## The request:
Among the entries, which lines carry the string "已知函数"? Copy each of them.

## Input rows:
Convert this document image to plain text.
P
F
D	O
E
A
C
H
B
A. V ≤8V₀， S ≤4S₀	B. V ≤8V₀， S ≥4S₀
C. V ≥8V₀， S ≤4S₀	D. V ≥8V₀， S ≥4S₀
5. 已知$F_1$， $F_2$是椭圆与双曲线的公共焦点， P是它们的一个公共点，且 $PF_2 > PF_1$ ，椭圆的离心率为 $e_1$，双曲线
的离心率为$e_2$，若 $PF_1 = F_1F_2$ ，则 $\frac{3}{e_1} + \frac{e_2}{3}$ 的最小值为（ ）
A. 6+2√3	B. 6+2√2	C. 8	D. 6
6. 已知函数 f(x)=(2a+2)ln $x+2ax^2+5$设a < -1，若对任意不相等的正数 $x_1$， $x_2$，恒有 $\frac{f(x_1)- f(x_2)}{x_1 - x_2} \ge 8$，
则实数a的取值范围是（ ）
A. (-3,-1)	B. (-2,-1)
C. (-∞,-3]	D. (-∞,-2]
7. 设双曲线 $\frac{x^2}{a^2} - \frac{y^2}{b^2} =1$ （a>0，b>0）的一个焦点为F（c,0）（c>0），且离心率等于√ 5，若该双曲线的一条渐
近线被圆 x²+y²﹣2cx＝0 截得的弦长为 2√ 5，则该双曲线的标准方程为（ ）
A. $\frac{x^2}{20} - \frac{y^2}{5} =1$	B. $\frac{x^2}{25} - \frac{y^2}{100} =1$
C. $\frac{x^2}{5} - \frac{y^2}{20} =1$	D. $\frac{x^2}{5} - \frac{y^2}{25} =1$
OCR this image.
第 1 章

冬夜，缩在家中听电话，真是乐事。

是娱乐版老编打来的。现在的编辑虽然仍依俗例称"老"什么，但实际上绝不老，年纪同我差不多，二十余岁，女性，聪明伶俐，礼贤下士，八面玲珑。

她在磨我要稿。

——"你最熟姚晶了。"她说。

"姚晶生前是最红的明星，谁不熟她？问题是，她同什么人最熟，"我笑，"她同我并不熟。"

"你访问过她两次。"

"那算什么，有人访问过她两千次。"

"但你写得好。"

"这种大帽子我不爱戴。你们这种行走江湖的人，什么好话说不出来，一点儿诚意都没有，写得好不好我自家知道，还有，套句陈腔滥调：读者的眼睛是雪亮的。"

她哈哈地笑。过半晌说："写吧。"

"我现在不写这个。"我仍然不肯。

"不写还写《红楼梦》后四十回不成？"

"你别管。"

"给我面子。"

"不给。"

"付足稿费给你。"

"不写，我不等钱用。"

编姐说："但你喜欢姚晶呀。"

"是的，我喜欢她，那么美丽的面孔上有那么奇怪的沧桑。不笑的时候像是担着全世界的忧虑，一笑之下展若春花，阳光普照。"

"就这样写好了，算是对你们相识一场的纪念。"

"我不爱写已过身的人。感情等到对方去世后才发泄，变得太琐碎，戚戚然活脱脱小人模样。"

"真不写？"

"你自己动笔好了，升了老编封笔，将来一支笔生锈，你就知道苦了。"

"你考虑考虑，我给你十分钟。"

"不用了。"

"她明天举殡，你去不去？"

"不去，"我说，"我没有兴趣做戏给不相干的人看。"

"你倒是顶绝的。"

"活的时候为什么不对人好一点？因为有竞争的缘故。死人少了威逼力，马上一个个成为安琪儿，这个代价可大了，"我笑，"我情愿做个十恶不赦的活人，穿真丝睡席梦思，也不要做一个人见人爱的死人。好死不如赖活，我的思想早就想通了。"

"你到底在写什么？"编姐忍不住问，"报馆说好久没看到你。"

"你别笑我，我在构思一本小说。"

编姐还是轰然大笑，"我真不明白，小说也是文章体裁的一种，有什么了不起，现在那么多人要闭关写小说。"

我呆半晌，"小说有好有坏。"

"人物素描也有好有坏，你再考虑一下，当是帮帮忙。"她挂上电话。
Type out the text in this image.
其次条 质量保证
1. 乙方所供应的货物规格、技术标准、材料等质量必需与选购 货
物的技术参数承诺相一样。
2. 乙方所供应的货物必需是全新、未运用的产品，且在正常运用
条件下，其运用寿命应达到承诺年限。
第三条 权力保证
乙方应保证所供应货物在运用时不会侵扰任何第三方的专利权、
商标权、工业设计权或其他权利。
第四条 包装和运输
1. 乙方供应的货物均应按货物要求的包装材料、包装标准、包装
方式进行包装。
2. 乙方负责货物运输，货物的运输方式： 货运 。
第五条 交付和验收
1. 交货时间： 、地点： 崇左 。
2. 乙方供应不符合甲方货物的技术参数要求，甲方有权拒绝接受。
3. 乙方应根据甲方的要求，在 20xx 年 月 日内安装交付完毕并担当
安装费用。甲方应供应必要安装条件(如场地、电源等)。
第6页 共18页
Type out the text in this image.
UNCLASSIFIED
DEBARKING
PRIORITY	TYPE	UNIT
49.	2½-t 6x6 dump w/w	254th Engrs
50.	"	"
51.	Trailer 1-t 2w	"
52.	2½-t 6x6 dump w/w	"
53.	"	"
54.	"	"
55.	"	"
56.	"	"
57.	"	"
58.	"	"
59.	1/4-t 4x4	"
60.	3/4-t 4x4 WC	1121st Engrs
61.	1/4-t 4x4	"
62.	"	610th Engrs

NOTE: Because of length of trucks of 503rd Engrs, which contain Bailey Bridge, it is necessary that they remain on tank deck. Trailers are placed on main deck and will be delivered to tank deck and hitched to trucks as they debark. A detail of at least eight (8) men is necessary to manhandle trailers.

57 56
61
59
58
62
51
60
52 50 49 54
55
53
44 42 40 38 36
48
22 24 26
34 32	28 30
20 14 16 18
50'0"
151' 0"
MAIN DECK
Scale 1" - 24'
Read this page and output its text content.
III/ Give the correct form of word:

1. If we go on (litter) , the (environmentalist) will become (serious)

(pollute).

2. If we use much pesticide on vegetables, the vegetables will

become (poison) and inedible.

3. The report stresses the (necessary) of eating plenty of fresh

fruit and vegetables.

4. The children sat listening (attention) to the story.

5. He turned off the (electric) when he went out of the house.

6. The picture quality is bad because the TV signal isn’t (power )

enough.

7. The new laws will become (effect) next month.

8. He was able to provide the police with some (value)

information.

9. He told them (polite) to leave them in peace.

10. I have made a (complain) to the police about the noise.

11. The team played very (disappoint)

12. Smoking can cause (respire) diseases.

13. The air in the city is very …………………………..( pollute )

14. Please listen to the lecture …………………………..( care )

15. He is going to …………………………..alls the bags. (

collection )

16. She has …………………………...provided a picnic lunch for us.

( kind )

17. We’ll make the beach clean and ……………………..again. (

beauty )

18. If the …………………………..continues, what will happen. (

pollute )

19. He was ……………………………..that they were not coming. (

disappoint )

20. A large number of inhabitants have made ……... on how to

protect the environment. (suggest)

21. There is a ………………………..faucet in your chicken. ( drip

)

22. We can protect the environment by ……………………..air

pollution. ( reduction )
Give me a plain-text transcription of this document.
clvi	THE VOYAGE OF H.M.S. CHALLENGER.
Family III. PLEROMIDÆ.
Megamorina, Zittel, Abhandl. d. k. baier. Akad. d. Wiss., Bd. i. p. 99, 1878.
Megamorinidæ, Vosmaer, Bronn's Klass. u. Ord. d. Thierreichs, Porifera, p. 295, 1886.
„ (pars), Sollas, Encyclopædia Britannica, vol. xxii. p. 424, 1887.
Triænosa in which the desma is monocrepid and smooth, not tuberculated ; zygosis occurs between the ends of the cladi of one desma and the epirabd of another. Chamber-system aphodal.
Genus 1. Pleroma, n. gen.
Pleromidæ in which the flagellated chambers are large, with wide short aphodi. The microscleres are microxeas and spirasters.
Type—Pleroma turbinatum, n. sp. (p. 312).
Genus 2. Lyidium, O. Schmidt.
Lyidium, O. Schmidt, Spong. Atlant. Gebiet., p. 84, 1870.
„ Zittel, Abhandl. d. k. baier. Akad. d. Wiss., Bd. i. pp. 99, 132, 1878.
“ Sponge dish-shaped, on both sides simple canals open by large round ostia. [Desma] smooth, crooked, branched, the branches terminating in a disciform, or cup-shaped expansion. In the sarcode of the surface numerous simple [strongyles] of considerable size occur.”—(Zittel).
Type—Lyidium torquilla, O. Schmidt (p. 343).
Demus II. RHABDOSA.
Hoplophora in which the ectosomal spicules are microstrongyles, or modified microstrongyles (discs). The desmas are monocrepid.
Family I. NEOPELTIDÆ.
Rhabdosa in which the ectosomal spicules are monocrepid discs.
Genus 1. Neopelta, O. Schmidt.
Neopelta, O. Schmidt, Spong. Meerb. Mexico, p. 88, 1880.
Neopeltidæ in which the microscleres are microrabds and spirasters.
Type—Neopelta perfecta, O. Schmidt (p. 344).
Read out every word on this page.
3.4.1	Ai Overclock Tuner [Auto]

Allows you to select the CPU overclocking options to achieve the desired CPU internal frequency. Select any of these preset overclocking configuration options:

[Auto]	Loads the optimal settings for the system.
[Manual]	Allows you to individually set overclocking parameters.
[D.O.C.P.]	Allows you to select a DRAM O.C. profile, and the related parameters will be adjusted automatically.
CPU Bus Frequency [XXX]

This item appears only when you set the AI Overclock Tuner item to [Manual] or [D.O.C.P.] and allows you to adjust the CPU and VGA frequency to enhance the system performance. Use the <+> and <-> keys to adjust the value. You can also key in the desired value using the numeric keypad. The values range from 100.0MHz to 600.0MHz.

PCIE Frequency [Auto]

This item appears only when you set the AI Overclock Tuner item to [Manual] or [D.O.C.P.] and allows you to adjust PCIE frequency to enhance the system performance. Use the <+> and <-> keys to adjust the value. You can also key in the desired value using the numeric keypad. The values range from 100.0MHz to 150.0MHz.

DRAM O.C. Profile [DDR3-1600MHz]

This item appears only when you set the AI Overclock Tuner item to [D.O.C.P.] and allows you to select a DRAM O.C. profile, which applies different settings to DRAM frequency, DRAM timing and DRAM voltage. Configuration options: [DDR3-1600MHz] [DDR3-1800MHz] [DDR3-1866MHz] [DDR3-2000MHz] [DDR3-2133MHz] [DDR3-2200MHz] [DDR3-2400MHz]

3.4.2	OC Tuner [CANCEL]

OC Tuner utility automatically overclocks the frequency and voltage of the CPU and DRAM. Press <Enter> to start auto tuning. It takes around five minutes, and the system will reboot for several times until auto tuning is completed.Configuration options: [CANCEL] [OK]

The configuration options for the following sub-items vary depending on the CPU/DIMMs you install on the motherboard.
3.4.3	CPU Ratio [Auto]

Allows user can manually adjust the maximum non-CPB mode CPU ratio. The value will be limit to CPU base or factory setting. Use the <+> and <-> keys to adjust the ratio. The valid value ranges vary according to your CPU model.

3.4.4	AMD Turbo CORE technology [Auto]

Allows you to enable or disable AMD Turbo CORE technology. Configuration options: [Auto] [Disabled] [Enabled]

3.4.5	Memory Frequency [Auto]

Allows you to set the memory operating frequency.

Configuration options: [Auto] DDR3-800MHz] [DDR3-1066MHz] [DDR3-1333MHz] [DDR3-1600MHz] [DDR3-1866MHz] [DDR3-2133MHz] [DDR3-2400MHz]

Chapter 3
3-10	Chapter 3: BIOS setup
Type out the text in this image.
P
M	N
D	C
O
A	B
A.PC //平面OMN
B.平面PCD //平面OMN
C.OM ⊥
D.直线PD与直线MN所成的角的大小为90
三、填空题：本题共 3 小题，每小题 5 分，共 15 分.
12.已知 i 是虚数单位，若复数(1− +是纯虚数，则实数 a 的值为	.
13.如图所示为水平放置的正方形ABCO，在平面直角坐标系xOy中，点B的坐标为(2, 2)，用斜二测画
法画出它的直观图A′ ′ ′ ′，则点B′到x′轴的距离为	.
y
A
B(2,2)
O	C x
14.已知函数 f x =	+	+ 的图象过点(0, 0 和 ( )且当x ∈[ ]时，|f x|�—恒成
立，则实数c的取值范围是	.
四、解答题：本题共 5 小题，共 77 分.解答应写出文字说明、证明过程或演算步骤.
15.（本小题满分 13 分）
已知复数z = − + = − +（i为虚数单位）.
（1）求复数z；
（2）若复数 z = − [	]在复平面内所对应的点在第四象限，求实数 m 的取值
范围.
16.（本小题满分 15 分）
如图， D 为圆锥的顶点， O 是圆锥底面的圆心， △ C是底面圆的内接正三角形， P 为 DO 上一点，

## The result:
6. 已知函数 f(x)=(2a+2)ln $x+2ax^2+5$设a < -1，若对任意不相等的正数 $x_1$， $x_2$，恒有 $\frac{f(x_1)- f(x_2)}{x_1 - x_2} \ge 8$，
14.已知函数 f x =	+	+ 的图象过点(0, 0 和 ( )且当x ∈[ ]时，|f x|�—恒成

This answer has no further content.